**TO DO:** Find all lines in the listing that include the word "esse", then copy them.
-- RECORDS SUPPLIED start --
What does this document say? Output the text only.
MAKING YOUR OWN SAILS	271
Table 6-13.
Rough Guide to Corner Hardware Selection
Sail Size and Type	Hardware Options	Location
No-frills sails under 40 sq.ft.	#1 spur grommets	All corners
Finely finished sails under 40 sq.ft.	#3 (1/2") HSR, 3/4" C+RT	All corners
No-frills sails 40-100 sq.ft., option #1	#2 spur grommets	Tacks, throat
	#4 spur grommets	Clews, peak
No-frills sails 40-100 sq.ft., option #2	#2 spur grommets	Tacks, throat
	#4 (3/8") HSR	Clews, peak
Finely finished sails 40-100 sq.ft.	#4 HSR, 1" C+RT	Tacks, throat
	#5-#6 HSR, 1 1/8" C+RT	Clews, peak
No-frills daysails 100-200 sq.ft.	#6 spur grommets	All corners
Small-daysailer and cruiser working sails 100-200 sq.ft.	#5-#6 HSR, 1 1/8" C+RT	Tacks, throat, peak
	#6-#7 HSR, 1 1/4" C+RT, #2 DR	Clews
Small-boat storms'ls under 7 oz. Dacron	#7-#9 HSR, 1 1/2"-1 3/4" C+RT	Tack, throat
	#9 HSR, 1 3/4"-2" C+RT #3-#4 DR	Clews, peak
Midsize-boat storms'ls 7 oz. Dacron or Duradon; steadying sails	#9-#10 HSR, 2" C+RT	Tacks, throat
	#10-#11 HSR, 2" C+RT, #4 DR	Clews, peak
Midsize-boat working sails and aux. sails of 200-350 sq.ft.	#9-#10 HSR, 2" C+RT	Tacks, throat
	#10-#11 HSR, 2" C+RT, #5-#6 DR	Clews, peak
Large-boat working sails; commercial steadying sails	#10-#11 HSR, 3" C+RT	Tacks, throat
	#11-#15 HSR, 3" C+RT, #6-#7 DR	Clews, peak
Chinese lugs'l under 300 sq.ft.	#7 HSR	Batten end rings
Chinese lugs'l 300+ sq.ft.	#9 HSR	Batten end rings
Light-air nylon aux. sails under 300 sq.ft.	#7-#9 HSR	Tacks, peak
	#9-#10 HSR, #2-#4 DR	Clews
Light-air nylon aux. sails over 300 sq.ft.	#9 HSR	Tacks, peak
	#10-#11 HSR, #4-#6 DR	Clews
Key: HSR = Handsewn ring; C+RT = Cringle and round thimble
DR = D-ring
-- RECORDS SUPPLIED end --
-- RECORDS SUPPLIED start --
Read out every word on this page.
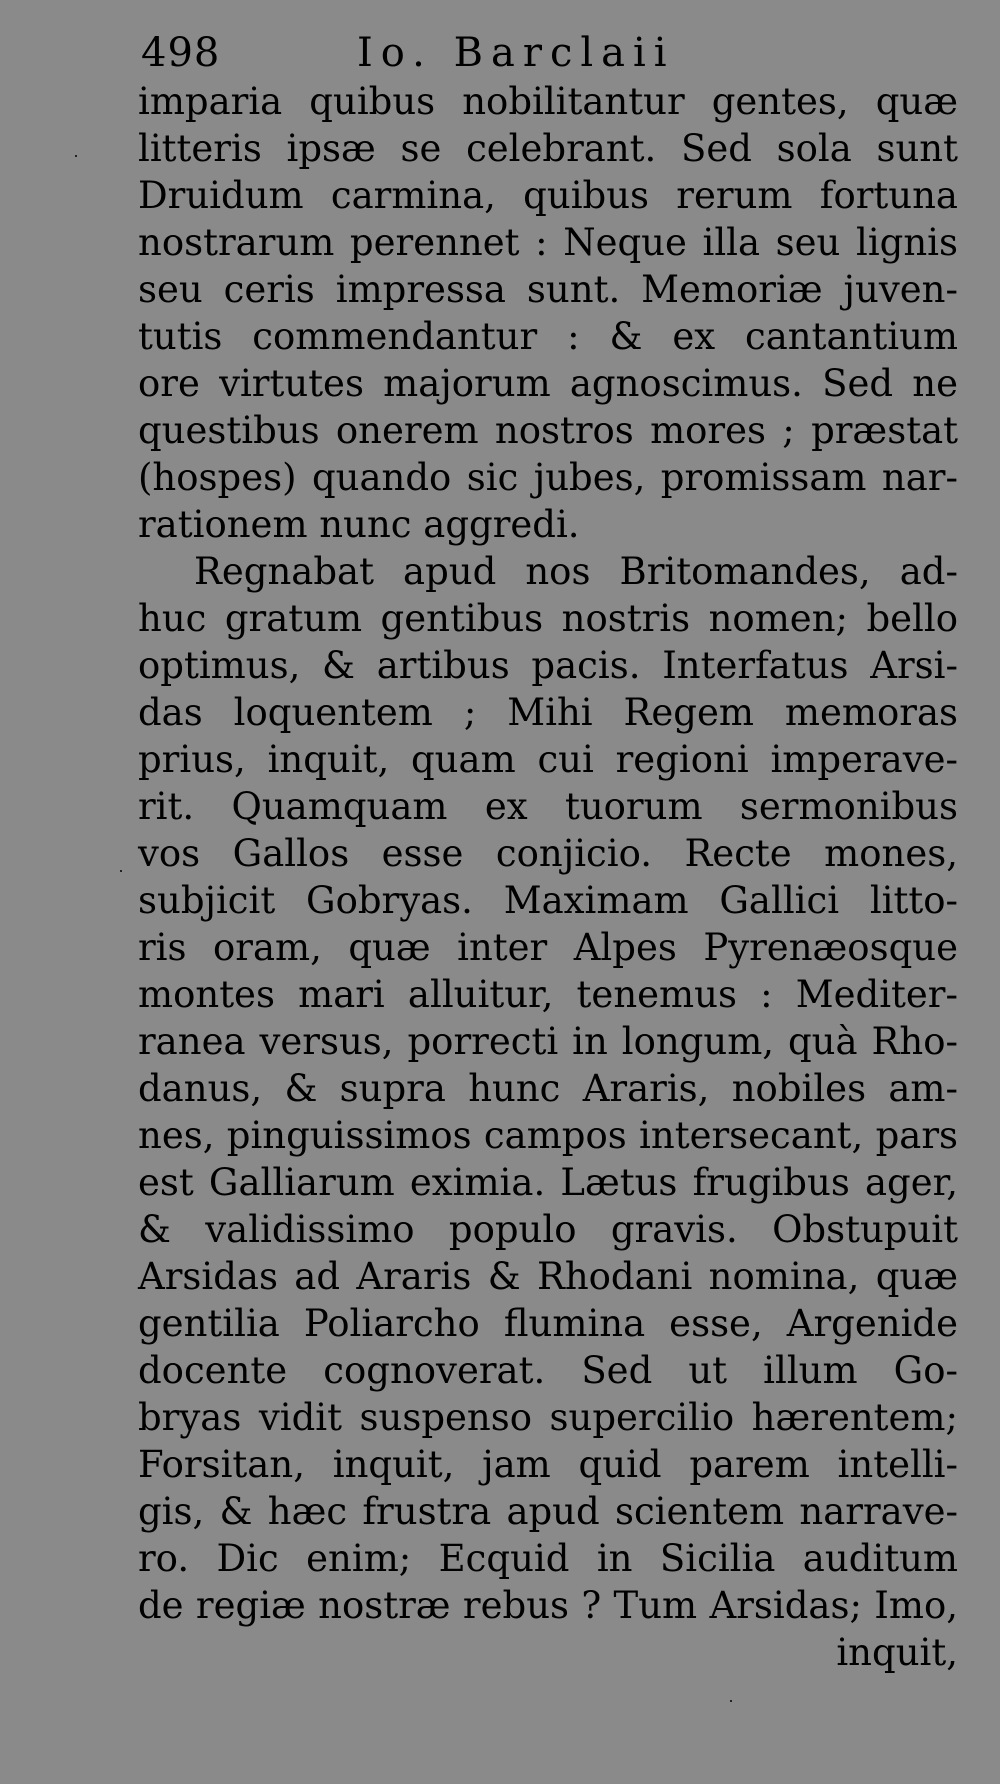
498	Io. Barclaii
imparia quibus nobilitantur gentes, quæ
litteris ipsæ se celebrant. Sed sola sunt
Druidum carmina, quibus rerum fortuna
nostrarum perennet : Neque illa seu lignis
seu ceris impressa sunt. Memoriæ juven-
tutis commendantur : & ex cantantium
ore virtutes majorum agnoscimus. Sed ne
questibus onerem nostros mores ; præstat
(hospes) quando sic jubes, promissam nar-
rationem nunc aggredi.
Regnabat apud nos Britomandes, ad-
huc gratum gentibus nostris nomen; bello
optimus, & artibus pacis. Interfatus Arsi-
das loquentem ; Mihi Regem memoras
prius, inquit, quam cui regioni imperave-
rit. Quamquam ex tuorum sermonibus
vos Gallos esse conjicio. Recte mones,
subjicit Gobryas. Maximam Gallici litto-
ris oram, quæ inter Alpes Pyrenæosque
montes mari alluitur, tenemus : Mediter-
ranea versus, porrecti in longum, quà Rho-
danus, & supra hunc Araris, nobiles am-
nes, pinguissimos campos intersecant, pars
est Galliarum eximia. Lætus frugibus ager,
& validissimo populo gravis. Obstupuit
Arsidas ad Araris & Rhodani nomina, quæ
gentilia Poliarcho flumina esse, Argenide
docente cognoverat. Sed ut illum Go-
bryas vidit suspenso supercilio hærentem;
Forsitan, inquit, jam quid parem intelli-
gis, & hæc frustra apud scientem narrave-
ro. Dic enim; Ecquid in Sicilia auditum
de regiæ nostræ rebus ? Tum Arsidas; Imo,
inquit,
-- RECORDS SUPPLIED end --
**ANSWER TO THE EXERCISE:**
vos Gallos esse conjicio. Recte mones,
gentilia Poliarcho flumina esse, Argenide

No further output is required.